Structured figure records »
=-=-=-=-=
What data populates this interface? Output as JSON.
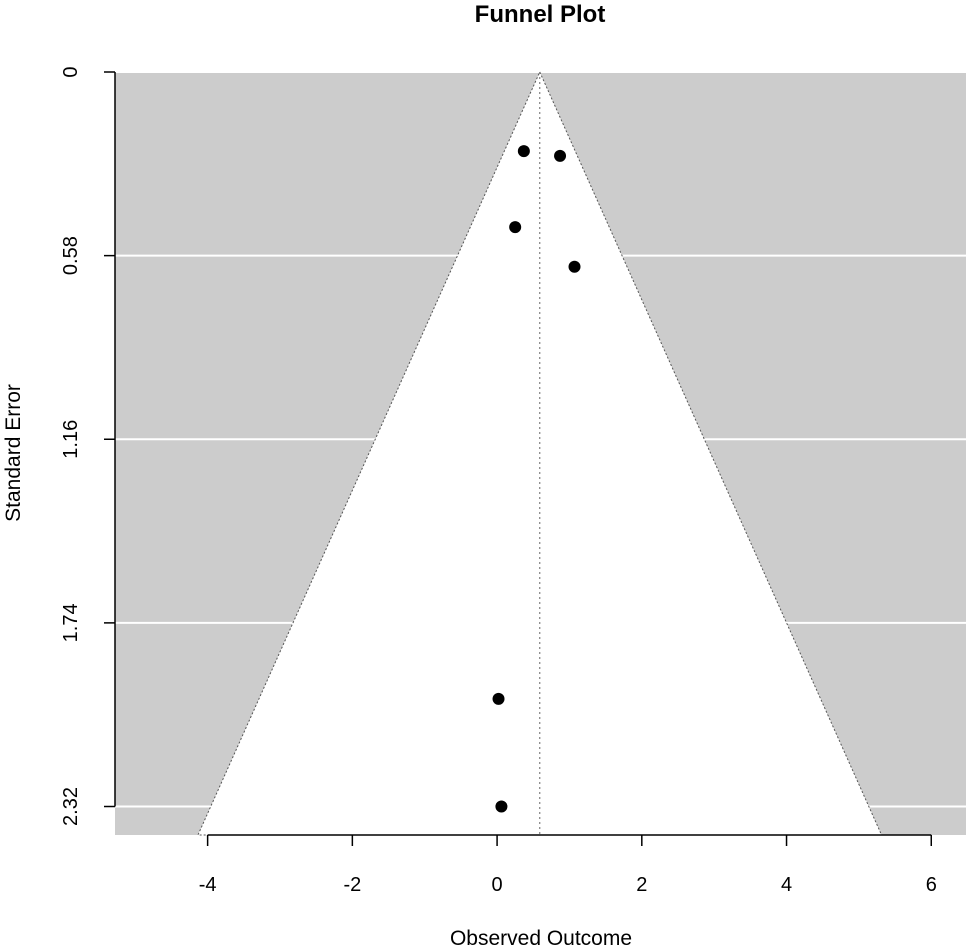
{
  "chart_data": {
    "type": "scatter",
    "title": "Funnel Plot",
    "xlabel": "Observed Outcome",
    "ylabel": "Standard Error",
    "xlim": [
      -5.28,
      6.48
    ],
    "ylim": [
      2.41,
      0
    ],
    "x_ticks": [
      -4,
      -2,
      0,
      2,
      4,
      6
    ],
    "x_tick_labels": [
      "-4",
      "-2",
      "0",
      "2",
      "4",
      "6"
    ],
    "y_ticks": [
      0,
      0.58,
      1.16,
      1.74,
      2.32
    ],
    "y_tick_labels": [
      "0",
      "0.58",
      "1.16",
      "1.74",
      "2.32"
    ],
    "y_reversed": true,
    "grid": true,
    "pooled_estimate": 0.59,
    "funnel_z": 1.96,
    "points": [
      {
        "x": 0.37,
        "y": 0.25
      },
      {
        "x": 0.87,
        "y": 0.265
      },
      {
        "x": 0.25,
        "y": 0.49
      },
      {
        "x": 1.07,
        "y": 0.615
      },
      {
        "x": 0.02,
        "y": 1.98
      },
      {
        "x": 0.06,
        "y": 2.32
      }
    ],
    "colors": {
      "background": "#cccccc",
      "funnel": "#ffffff",
      "point": "#000000",
      "grid": "#ffffff"
    }
  }
}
=-=-=-=-=
YOUR GOAL » The records above must be printed exactly; the pictures stay out.

THE SOLUTION »
What data populates this interface? Output as JSON.
{
  "chart_data": {
    "type": "scatter",
    "title": "Funnel Plot",
    "xlabel": "Observed Outcome",
    "ylabel": "Standard Error",
    "xlim": [
      -5.28,
      6.48
    ],
    "ylim": [
      2.41,
      0
    ],
    "x_ticks": [
      -4,
      -2,
      0,
      2,
      4,
      6
    ],
    "x_tick_labels": [
      "-4",
      "-2",
      "0",
      "2",
      "4",
      "6"
    ],
    "y_ticks": [
      0,
      0.58,
      1.16,
      1.74,
      2.32
    ],
    "y_tick_labels": [
      "0",
      "0.58",
      "1.16",
      "1.74",
      "2.32"
    ],
    "y_reversed": true,
    "grid": true,
    "pooled_estimate": 0.59,
    "funnel_z": 1.96,
    "points": [
      {
        "x": 0.37,
        "y": 0.25
      },
      {
        "x": 0.87,
        "y": 0.265
      },
      {
        "x": 0.25,
        "y": 0.49
      },
      {
        "x": 1.07,
        "y": 0.615
      },
      {
        "x": 0.02,
        "y": 1.98
      },
      {
        "x": 0.06,
        "y": 2.32
      }
    ],
    "colors": {
      "background": "#cccccc",
      "funnel": "#ffffff",
      "point": "#000000",
      "grid": "#ffffff"
    }
  }
}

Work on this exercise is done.